In your copy, leave out the pictures and repeat the entries below exactly.

(Records from a collection of figures)
----
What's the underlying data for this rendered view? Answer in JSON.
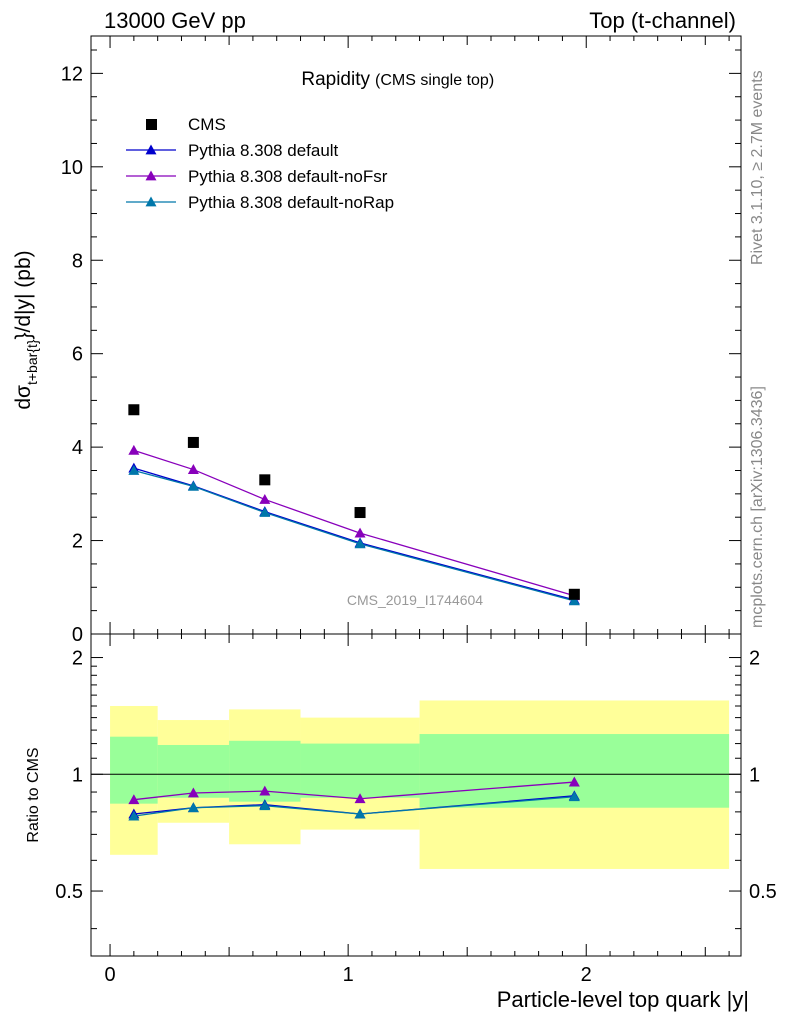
{
  "header": {
    "left": "13000 GeV pp",
    "right": "Top (t-channel)"
  },
  "side_labels": {
    "rivet": "Rivet 3.1.10, ≥ 2.7M events",
    "mcplots": "mcplots.cern.ch [arXiv:1306.3436]"
  },
  "chart_data": [
    {
      "type": "scatter",
      "title": "Rapidity",
      "subtitle": "(CMS single top)",
      "watermark": "CMS_2019_I1744604",
      "xlabel": "Particle-level top quark |y|",
      "ylabel_main": "dσ",
      "ylabel_sub": "t+bar{t}",
      "ylabel_rest": "}/d|y|  (pb)",
      "xlim": [
        -0.08,
        2.65
      ],
      "ylim": [
        0,
        12.8
      ],
      "yticks": [
        0,
        2,
        4,
        6,
        8,
        10,
        12
      ],
      "xticks": [
        0,
        1,
        2
      ],
      "legend_position": "top-left",
      "colors": {
        "data": "#000000",
        "default": "#0000cc",
        "noFsr": "#8800bb",
        "noRap": "#0077aa"
      },
      "data": {
        "name": "CMS",
        "x": [
          0.1,
          0.35,
          0.65,
          1.05,
          1.95
        ],
        "y": [
          4.8,
          4.1,
          3.3,
          2.6,
          0.85
        ]
      },
      "series": [
        {
          "name": "Pythia 8.308 default",
          "key": "default",
          "x": [
            0.1,
            0.35,
            0.65,
            1.05,
            1.95
          ],
          "values": [
            3.55,
            3.17,
            2.62,
            1.95,
            0.73
          ]
        },
        {
          "name": "Pythia 8.308 default-noFsr",
          "key": "noFsr",
          "x": [
            0.1,
            0.35,
            0.65,
            1.05,
            1.95
          ],
          "values": [
            3.93,
            3.52,
            2.88,
            2.16,
            0.82
          ]
        },
        {
          "name": "Pythia 8.308 default-noRap",
          "key": "noRap",
          "x": [
            0.1,
            0.35,
            0.65,
            1.05,
            1.95
          ],
          "values": [
            3.5,
            3.16,
            2.6,
            1.93,
            0.71
          ]
        }
      ]
    },
    {
      "type": "line",
      "title": "",
      "ylabel": "Ratio to CMS",
      "xlim": [
        -0.08,
        2.65
      ],
      "ylim": [
        0.34,
        2.3
      ],
      "yticks": [
        0.5,
        1,
        2
      ],
      "reference_line": 1,
      "colors": {
        "yellow_band": "#ffff99",
        "green_band": "#99ff99"
      },
      "bins": [
        {
          "x_low": 0.0,
          "x_high": 0.2,
          "yellow": [
            0.62,
            1.5
          ],
          "green": [
            0.84,
            1.25
          ]
        },
        {
          "x_low": 0.2,
          "x_high": 0.5,
          "yellow": [
            0.75,
            1.38
          ],
          "green": [
            0.87,
            1.19
          ]
        },
        {
          "x_low": 0.5,
          "x_high": 0.8,
          "yellow": [
            0.66,
            1.47
          ],
          "green": [
            0.85,
            1.22
          ]
        },
        {
          "x_low": 0.8,
          "x_high": 1.3,
          "yellow": [
            0.72,
            1.4
          ],
          "green": [
            0.87,
            1.2
          ]
        },
        {
          "x_low": 1.3,
          "x_high": 2.6,
          "yellow": [
            0.57,
            1.55
          ],
          "green": [
            0.82,
            1.27
          ]
        }
      ],
      "series": [
        {
          "name": "Pythia 8.308 default",
          "key": "default",
          "x": [
            0.1,
            0.35,
            0.65,
            1.05,
            1.95
          ],
          "values": [
            0.79,
            0.82,
            0.835,
            0.79,
            0.88
          ]
        },
        {
          "name": "Pythia 8.308 default-noFsr",
          "key": "noFsr",
          "x": [
            0.1,
            0.35,
            0.65,
            1.05,
            1.95
          ],
          "values": [
            0.86,
            0.895,
            0.905,
            0.865,
            0.955
          ]
        },
        {
          "name": "Pythia 8.308 default-noRap",
          "key": "noRap",
          "x": [
            0.1,
            0.35,
            0.65,
            1.05,
            1.95
          ],
          "values": [
            0.78,
            0.82,
            0.83,
            0.79,
            0.875
          ]
        }
      ]
    }
  ]
}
----
**TASK SOLUTION:**
What's the underlying data for this rendered view? Answer in JSON.
{
  "header": {
    "left": "13000 GeV pp",
    "right": "Top (t-channel)"
  },
  "side_labels": {
    "rivet": "Rivet 3.1.10, ≥ 2.7M events",
    "mcplots": "mcplots.cern.ch [arXiv:1306.3436]"
  },
  "chart_data": [
    {
      "type": "scatter",
      "title": "Rapidity",
      "subtitle": "(CMS single top)",
      "watermark": "CMS_2019_I1744604",
      "xlabel": "Particle-level top quark |y|",
      "ylabel_main": "dσ",
      "ylabel_sub": "t+bar{t}",
      "ylabel_rest": "}/d|y|  (pb)",
      "xlim": [
        -0.08,
        2.65
      ],
      "ylim": [
        0,
        12.8
      ],
      "yticks": [
        0,
        2,
        4,
        6,
        8,
        10,
        12
      ],
      "xticks": [
        0,
        1,
        2
      ],
      "legend_position": "top-left",
      "colors": {
        "data": "#000000",
        "default": "#0000cc",
        "noFsr": "#8800bb",
        "noRap": "#0077aa"
      },
      "data": {
        "name": "CMS",
        "x": [
          0.1,
          0.35,
          0.65,
          1.05,
          1.95
        ],
        "y": [
          4.8,
          4.1,
          3.3,
          2.6,
          0.85
        ]
      },
      "series": [
        {
          "name": "Pythia 8.308 default",
          "key": "default",
          "x": [
            0.1,
            0.35,
            0.65,
            1.05,
            1.95
          ],
          "values": [
            3.55,
            3.17,
            2.62,
            1.95,
            0.73
          ]
        },
        {
          "name": "Pythia 8.308 default-noFsr",
          "key": "noFsr",
          "x": [
            0.1,
            0.35,
            0.65,
            1.05,
            1.95
          ],
          "values": [
            3.93,
            3.52,
            2.88,
            2.16,
            0.82
          ]
        },
        {
          "name": "Pythia 8.308 default-noRap",
          "key": "noRap",
          "x": [
            0.1,
            0.35,
            0.65,
            1.05,
            1.95
          ],
          "values": [
            3.5,
            3.16,
            2.6,
            1.93,
            0.71
          ]
        }
      ]
    },
    {
      "type": "line",
      "title": "",
      "ylabel": "Ratio to CMS",
      "xlim": [
        -0.08,
        2.65
      ],
      "ylim": [
        0.34,
        2.3
      ],
      "yticks": [
        0.5,
        1,
        2
      ],
      "reference_line": 1,
      "colors": {
        "yellow_band": "#ffff99",
        "green_band": "#99ff99"
      },
      "bins": [
        {
          "x_low": 0.0,
          "x_high": 0.2,
          "yellow": [
            0.62,
            1.5
          ],
          "green": [
            0.84,
            1.25
          ]
        },
        {
          "x_low": 0.2,
          "x_high": 0.5,
          "yellow": [
            0.75,
            1.38
          ],
          "green": [
            0.87,
            1.19
          ]
        },
        {
          "x_low": 0.5,
          "x_high": 0.8,
          "yellow": [
            0.66,
            1.47
          ],
          "green": [
            0.85,
            1.22
          ]
        },
        {
          "x_low": 0.8,
          "x_high": 1.3,
          "yellow": [
            0.72,
            1.4
          ],
          "green": [
            0.87,
            1.2
          ]
        },
        {
          "x_low": 1.3,
          "x_high": 2.6,
          "yellow": [
            0.57,
            1.55
          ],
          "green": [
            0.82,
            1.27
          ]
        }
      ],
      "series": [
        {
          "name": "Pythia 8.308 default",
          "key": "default",
          "x": [
            0.1,
            0.35,
            0.65,
            1.05,
            1.95
          ],
          "values": [
            0.79,
            0.82,
            0.835,
            0.79,
            0.88
          ]
        },
        {
          "name": "Pythia 8.308 default-noFsr",
          "key": "noFsr",
          "x": [
            0.1,
            0.35,
            0.65,
            1.05,
            1.95
          ],
          "values": [
            0.86,
            0.895,
            0.905,
            0.865,
            0.955
          ]
        },
        {
          "name": "Pythia 8.308 default-noRap",
          "key": "noRap",
          "x": [
            0.1,
            0.35,
            0.65,
            1.05,
            1.95
          ],
          "values": [
            0.78,
            0.82,
            0.83,
            0.79,
            0.875
          ]
        }
      ]
    }
  ]
}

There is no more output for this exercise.